» **Short problem**:
Below are some records. Say in a single number how many of their lines include the word "cost".

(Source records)
____

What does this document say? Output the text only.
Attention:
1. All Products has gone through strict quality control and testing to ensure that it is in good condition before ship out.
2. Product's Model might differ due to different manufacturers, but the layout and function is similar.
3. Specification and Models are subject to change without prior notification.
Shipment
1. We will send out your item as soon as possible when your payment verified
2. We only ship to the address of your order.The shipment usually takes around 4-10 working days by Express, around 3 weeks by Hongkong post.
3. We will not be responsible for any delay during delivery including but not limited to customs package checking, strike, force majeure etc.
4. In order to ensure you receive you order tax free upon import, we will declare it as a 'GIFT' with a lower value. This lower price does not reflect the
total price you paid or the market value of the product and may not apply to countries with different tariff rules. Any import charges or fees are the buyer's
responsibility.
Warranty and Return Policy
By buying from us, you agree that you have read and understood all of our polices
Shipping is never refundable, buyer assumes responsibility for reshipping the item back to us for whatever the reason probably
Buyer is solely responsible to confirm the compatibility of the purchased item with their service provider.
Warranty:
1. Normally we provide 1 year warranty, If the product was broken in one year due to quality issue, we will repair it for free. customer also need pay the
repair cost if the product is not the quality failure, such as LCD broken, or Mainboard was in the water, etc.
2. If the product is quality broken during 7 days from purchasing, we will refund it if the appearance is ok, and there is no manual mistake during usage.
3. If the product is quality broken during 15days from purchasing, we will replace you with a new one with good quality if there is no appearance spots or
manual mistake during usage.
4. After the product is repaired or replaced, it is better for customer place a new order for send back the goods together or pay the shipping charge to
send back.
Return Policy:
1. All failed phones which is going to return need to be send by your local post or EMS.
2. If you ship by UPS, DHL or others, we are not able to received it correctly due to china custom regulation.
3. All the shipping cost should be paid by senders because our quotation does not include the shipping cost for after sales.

____

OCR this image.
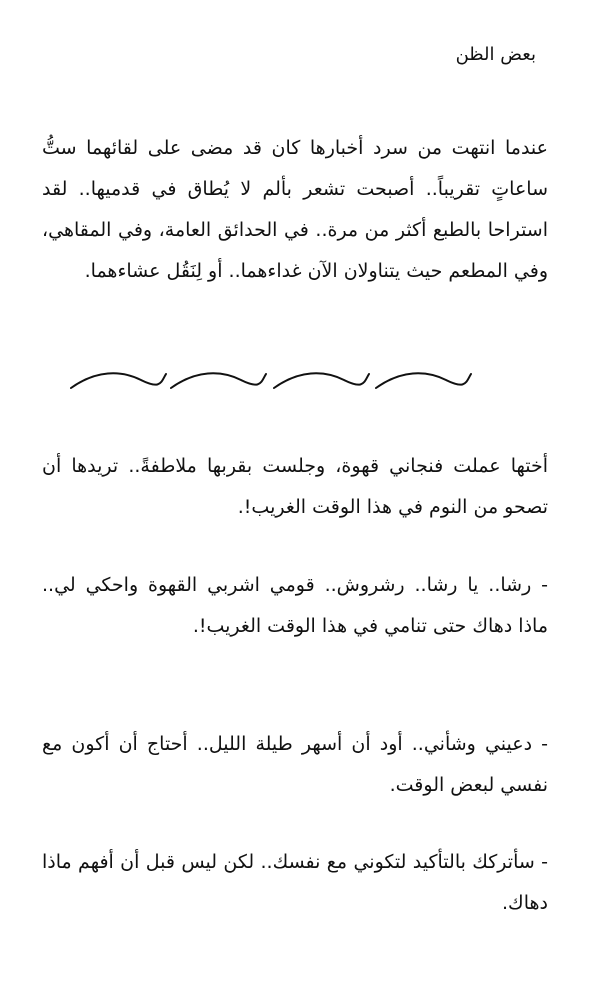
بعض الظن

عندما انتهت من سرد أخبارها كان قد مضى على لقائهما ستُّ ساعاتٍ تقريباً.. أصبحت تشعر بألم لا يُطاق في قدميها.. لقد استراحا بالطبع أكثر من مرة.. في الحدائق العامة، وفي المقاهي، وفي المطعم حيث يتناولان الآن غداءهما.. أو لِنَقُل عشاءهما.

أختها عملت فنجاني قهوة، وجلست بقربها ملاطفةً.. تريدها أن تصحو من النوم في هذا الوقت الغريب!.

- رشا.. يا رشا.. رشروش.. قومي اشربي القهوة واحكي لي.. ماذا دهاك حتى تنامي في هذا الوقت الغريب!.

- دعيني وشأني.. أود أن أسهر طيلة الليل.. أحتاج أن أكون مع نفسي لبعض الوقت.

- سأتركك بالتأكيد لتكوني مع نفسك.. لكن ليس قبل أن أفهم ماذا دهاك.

____

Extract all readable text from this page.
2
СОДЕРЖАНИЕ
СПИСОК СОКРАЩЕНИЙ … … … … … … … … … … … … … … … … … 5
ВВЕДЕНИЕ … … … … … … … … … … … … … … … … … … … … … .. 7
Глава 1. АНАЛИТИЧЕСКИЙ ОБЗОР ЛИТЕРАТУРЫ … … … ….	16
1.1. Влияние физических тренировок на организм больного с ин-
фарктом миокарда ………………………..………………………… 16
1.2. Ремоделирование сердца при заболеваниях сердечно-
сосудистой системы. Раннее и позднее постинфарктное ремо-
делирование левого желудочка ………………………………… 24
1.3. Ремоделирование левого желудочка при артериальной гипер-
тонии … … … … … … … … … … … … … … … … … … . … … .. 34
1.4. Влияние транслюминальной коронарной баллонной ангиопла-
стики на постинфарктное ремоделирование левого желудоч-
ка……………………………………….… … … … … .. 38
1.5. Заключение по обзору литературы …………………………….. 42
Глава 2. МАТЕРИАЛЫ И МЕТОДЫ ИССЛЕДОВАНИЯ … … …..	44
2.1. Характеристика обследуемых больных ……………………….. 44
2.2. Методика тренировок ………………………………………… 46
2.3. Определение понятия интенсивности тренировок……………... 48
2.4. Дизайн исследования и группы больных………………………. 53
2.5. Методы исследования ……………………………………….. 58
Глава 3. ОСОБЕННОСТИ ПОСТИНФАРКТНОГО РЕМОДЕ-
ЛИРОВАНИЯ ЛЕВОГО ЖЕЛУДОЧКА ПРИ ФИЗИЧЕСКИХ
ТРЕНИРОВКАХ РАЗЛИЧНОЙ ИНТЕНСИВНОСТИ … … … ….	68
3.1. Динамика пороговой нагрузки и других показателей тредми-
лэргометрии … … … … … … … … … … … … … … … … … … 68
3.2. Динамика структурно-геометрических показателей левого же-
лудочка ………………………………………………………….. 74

____

» **Solved problem**:
2